(Stored dataset items)
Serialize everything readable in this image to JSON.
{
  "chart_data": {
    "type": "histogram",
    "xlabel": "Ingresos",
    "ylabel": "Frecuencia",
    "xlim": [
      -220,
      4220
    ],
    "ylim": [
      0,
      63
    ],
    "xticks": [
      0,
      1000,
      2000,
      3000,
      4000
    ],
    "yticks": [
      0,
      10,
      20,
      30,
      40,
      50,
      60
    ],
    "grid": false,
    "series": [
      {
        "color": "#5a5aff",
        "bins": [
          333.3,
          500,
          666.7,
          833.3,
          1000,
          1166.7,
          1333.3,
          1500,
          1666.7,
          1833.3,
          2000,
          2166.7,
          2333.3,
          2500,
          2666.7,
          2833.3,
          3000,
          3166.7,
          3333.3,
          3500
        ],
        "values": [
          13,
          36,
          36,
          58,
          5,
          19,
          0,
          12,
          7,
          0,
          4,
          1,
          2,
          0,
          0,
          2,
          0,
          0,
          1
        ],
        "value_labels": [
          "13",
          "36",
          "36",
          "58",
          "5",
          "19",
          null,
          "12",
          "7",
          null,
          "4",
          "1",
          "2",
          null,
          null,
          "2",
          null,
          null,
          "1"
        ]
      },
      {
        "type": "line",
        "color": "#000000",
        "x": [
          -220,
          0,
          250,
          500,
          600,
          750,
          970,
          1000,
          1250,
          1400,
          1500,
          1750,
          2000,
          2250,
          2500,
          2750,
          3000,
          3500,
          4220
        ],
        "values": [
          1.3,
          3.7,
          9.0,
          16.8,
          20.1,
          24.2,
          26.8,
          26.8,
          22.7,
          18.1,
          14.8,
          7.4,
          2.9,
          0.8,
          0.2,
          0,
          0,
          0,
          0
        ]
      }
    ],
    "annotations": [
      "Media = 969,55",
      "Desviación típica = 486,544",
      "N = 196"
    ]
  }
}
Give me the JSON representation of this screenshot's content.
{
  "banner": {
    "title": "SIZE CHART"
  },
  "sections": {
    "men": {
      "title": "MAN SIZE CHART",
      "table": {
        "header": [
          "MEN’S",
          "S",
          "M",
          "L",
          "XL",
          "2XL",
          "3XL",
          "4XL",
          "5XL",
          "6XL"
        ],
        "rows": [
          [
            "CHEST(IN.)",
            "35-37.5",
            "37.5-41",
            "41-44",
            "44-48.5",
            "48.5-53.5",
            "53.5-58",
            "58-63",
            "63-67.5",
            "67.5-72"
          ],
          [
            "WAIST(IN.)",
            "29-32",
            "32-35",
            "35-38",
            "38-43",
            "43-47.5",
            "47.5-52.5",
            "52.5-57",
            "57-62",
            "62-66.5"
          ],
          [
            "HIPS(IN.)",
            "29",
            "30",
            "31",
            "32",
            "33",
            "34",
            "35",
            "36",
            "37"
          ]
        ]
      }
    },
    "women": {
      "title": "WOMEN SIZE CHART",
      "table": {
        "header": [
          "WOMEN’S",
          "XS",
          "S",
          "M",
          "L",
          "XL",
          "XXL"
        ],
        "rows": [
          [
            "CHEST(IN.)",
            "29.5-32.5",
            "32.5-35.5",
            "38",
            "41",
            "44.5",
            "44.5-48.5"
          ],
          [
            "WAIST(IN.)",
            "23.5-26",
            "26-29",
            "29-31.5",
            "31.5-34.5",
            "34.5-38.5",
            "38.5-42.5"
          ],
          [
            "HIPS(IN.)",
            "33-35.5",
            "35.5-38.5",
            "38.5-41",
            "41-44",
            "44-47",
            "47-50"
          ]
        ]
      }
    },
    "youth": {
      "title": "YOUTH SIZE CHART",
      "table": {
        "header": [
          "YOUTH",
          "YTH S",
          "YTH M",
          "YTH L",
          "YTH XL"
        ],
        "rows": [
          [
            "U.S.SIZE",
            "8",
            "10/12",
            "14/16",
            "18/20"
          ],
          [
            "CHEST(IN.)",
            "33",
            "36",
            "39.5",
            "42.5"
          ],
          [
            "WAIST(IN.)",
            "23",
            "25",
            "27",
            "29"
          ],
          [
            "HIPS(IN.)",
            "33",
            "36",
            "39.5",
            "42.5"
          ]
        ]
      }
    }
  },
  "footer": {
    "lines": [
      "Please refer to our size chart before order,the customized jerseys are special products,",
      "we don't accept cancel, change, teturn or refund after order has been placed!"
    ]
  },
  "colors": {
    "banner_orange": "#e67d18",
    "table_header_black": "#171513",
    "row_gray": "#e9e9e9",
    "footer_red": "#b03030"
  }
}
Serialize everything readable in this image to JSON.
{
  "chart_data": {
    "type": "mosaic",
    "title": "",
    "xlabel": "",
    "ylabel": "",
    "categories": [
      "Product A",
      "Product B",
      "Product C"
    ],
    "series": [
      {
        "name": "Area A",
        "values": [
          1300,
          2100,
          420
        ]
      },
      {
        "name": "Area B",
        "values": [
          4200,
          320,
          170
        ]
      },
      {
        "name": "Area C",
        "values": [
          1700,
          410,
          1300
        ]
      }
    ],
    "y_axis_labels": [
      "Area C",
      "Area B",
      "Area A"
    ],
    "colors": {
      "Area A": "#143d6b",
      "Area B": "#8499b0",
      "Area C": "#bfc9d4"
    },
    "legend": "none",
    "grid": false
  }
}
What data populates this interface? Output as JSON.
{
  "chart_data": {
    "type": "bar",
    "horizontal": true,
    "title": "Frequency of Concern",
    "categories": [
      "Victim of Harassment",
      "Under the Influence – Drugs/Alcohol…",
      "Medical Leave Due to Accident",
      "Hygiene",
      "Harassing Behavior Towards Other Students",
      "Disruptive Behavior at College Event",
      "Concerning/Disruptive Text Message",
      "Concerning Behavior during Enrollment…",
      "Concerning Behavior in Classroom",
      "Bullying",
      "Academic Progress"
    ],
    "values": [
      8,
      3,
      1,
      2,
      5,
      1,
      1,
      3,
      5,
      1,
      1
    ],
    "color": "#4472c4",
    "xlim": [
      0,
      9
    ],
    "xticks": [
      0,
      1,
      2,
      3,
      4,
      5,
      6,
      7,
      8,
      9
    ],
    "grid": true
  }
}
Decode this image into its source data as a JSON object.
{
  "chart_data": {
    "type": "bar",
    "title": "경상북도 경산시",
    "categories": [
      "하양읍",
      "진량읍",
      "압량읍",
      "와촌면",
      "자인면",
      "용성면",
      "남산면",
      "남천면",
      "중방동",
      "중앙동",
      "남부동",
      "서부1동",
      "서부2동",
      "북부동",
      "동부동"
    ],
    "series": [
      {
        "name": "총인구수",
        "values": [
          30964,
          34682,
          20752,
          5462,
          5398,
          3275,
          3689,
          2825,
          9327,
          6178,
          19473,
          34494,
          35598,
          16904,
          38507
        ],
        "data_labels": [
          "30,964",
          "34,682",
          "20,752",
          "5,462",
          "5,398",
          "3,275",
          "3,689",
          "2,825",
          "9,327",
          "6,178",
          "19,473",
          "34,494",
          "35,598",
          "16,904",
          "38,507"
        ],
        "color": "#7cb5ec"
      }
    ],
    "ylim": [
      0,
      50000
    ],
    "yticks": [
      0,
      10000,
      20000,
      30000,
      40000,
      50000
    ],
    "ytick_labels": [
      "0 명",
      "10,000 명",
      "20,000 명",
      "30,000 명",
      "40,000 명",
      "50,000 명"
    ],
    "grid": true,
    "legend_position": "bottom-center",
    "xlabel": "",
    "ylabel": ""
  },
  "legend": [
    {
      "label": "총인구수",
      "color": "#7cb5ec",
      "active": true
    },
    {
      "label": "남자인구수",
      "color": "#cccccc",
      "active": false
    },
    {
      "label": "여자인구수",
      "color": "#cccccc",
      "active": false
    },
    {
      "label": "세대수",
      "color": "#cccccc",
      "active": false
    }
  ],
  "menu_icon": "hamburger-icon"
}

• [TASK DESCRIPTION] Write out all the lines again, exactly as they are.

• [WRITTEN SOLUTION]
Serialize everything readable in this image to JSON.
{
  "chart_data": {
    "type": "histogram",
    "xlabel": "Ingresos",
    "ylabel": "Frecuencia",
    "xlim": [
      -220,
      4220
    ],
    "ylim": [
      0,
      63
    ],
    "xticks": [
      0,
      1000,
      2000,
      3000,
      4000
    ],
    "yticks": [
      0,
      10,
      20,
      30,
      40,
      50,
      60
    ],
    "grid": false,
    "series": [
      {
        "color": "#5a5aff",
        "bins": [
          333.3,
          500,
          666.7,
          833.3,
          1000,
          1166.7,
          1333.3,
          1500,
          1666.7,
          1833.3,
          2000,
          2166.7,
          2333.3,
          2500,
          2666.7,
          2833.3,
          3000,
          3166.7,
          3333.3,
          3500
        ],
        "values": [
          13,
          36,
          36,
          58,
          5,
          19,
          0,
          12,
          7,
          0,
          4,
          1,
          2,
          0,
          0,
          2,
          0,
          0,
          1
        ],
        "value_labels": [
          "13",
          "36",
          "36",
          "58",
          "5",
          "19",
          null,
          "12",
          "7",
          null,
          "4",
          "1",
          "2",
          null,
          null,
          "2",
          null,
          null,
          "1"
        ]
      },
      {
        "type": "line",
        "color": "#000000",
        "x": [
          -220,
          0,
          250,
          500,
          600,
          750,
          970,
          1000,
          1250,
          1400,
          1500,
          1750,
          2000,
          2250,
          2500,
          2750,
          3000,
          3500,
          4220
        ],
        "values": [
          1.3,
          3.7,
          9.0,
          16.8,
          20.1,
          24.2,
          26.8,
          26.8,
          22.7,
          18.1,
          14.8,
          7.4,
          2.9,
          0.8,
          0.2,
          0,
          0,
          0,
          0
        ]
      }
    ],
    "annotations": [
      "Media = 969,55",
      "Desviación típica = 486,544",
      "N = 196"
    ]
  }
}
Give me the JSON representation of this screenshot's content.
{
  "banner": {
    "title": "SIZE CHART"
  },
  "sections": {
    "men": {
      "title": "MAN SIZE CHART",
      "table": {
        "header": [
          "MEN’S",
          "S",
          "M",
          "L",
          "XL",
          "2XL",
          "3XL",
          "4XL",
          "5XL",
          "6XL"
        ],
        "rows": [
          [
            "CHEST(IN.)",
            "35-37.5",
            "37.5-41",
            "41-44",
            "44-48.5",
            "48.5-53.5",
            "53.5-58",
            "58-63",
            "63-67.5",
            "67.5-72"
          ],
          [
            "WAIST(IN.)",
            "29-32",
            "32-35",
            "35-38",
            "38-43",
            "43-47.5",
            "47.5-52.5",
            "52.5-57",
            "57-62",
            "62-66.5"
          ],
          [
            "HIPS(IN.)",
            "29",
            "30",
            "31",
            "32",
            "33",
            "34",
            "35",
            "36",
            "37"
          ]
        ]
      }
    },
    "women": {
      "title": "WOMEN SIZE CHART",
      "table": {
        "header": [
          "WOMEN’S",
          "XS",
          "S",
          "M",
          "L",
          "XL",
          "XXL"
        ],
        "rows": [
          [
            "CHEST(IN.)",
            "29.5-32.5",
            "32.5-35.5",
            "38",
            "41",
            "44.5",
            "44.5-48.5"
          ],
          [
            "WAIST(IN.)",
            "23.5-26",
            "26-29",
            "29-31.5",
            "31.5-34.5",
            "34.5-38.5",
            "38.5-42.5"
          ],
          [
            "HIPS(IN.)",
            "33-35.5",
            "35.5-38.5",
            "38.5-41",
            "41-44",
            "44-47",
            "47-50"
          ]
        ]
      }
    },
    "youth": {
      "title": "YOUTH SIZE CHART",
      "table": {
        "header": [
          "YOUTH",
          "YTH S",
          "YTH M",
          "YTH L",
          "YTH XL"
        ],
        "rows": [
          [
            "U.S.SIZE",
            "8",
            "10/12",
            "14/16",
            "18/20"
          ],
          [
            "CHEST(IN.)",
            "33",
            "36",
            "39.5",
            "42.5"
          ],
          [
            "WAIST(IN.)",
            "23",
            "25",
            "27",
            "29"
          ],
          [
            "HIPS(IN.)",
            "33",
            "36",
            "39.5",
            "42.5"
          ]
        ]
      }
    }
  },
  "footer": {
    "lines": [
      "Please refer to our size chart before order,the customized jerseys are special products,",
      "we don't accept cancel, change, teturn or refund after order has been placed!"
    ]
  },
  "colors": {
    "banner_orange": "#e67d18",
    "table_header_black": "#171513",
    "row_gray": "#e9e9e9",
    "footer_red": "#b03030"
  }
}
Serialize everything readable in this image to JSON.
{
  "chart_data": {
    "type": "mosaic",
    "title": "",
    "xlabel": "",
    "ylabel": "",
    "categories": [
      "Product A",
      "Product B",
      "Product C"
    ],
    "series": [
      {
        "name": "Area A",
        "values": [
          1300,
          2100,
          420
        ]
      },
      {
        "name": "Area B",
        "values": [
          4200,
          320,
          170
        ]
      },
      {
        "name": "Area C",
        "values": [
          1700,
          410,
          1300
        ]
      }
    ],
    "y_axis_labels": [
      "Area C",
      "Area B",
      "Area A"
    ],
    "colors": {
      "Area A": "#143d6b",
      "Area B": "#8499b0",
      "Area C": "#bfc9d4"
    },
    "legend": "none",
    "grid": false
  }
}
What data populates this interface? Output as JSON.
{
  "chart_data": {
    "type": "bar",
    "horizontal": true,
    "title": "Frequency of Concern",
    "categories": [
      "Victim of Harassment",
      "Under the Influence – Drugs/Alcohol…",
      "Medical Leave Due to Accident",
      "Hygiene",
      "Harassing Behavior Towards Other Students",
      "Disruptive Behavior at College Event",
      "Concerning/Disruptive Text Message",
      "Concerning Behavior during Enrollment…",
      "Concerning Behavior in Classroom",
      "Bullying",
      "Academic Progress"
    ],
    "values": [
      8,
      3,
      1,
      2,
      5,
      1,
      1,
      3,
      5,
      1,
      1
    ],
    "color": "#4472c4",
    "xlim": [
      0,
      9
    ],
    "xticks": [
      0,
      1,
      2,
      3,
      4,
      5,
      6,
      7,
      8,
      9
    ],
    "grid": true
  }
}
Decode this image into its source data as a JSON object.
{
  "chart_data": {
    "type": "bar",
    "title": "경상북도 경산시",
    "categories": [
      "하양읍",
      "진량읍",
      "압량읍",
      "와촌면",
      "자인면",
      "용성면",
      "남산면",
      "남천면",
      "중방동",
      "중앙동",
      "남부동",
      "서부1동",
      "서부2동",
      "북부동",
      "동부동"
    ],
    "series": [
      {
        "name": "총인구수",
        "values": [
          30964,
          34682,
          20752,
          5462,
          5398,
          3275,
          3689,
          2825,
          9327,
          6178,
          19473,
          34494,
          35598,
          16904,
          38507
        ],
        "data_labels": [
          "30,964",
          "34,682",
          "20,752",
          "5,462",
          "5,398",
          "3,275",
          "3,689",
          "2,825",
          "9,327",
          "6,178",
          "19,473",
          "34,494",
          "35,598",
          "16,904",
          "38,507"
        ],
        "color": "#7cb5ec"
      }
    ],
    "ylim": [
      0,
      50000
    ],
    "yticks": [
      0,
      10000,
      20000,
      30000,
      40000,
      50000
    ],
    "ytick_labels": [
      "0 명",
      "10,000 명",
      "20,000 명",
      "30,000 명",
      "40,000 명",
      "50,000 명"
    ],
    "grid": true,
    "legend_position": "bottom-center",
    "xlabel": "",
    "ylabel": ""
  },
  "legend": [
    {
      "label": "총인구수",
      "color": "#7cb5ec",
      "active": true
    },
    {
      "label": "남자인구수",
      "color": "#cccccc",
      "active": false
    },
    {
      "label": "여자인구수",
      "color": "#cccccc",
      "active": false
    },
    {
      "label": "세대수",
      "color": "#cccccc",
      "active": false
    }
  ],
  "menu_icon": "hamburger-icon"
}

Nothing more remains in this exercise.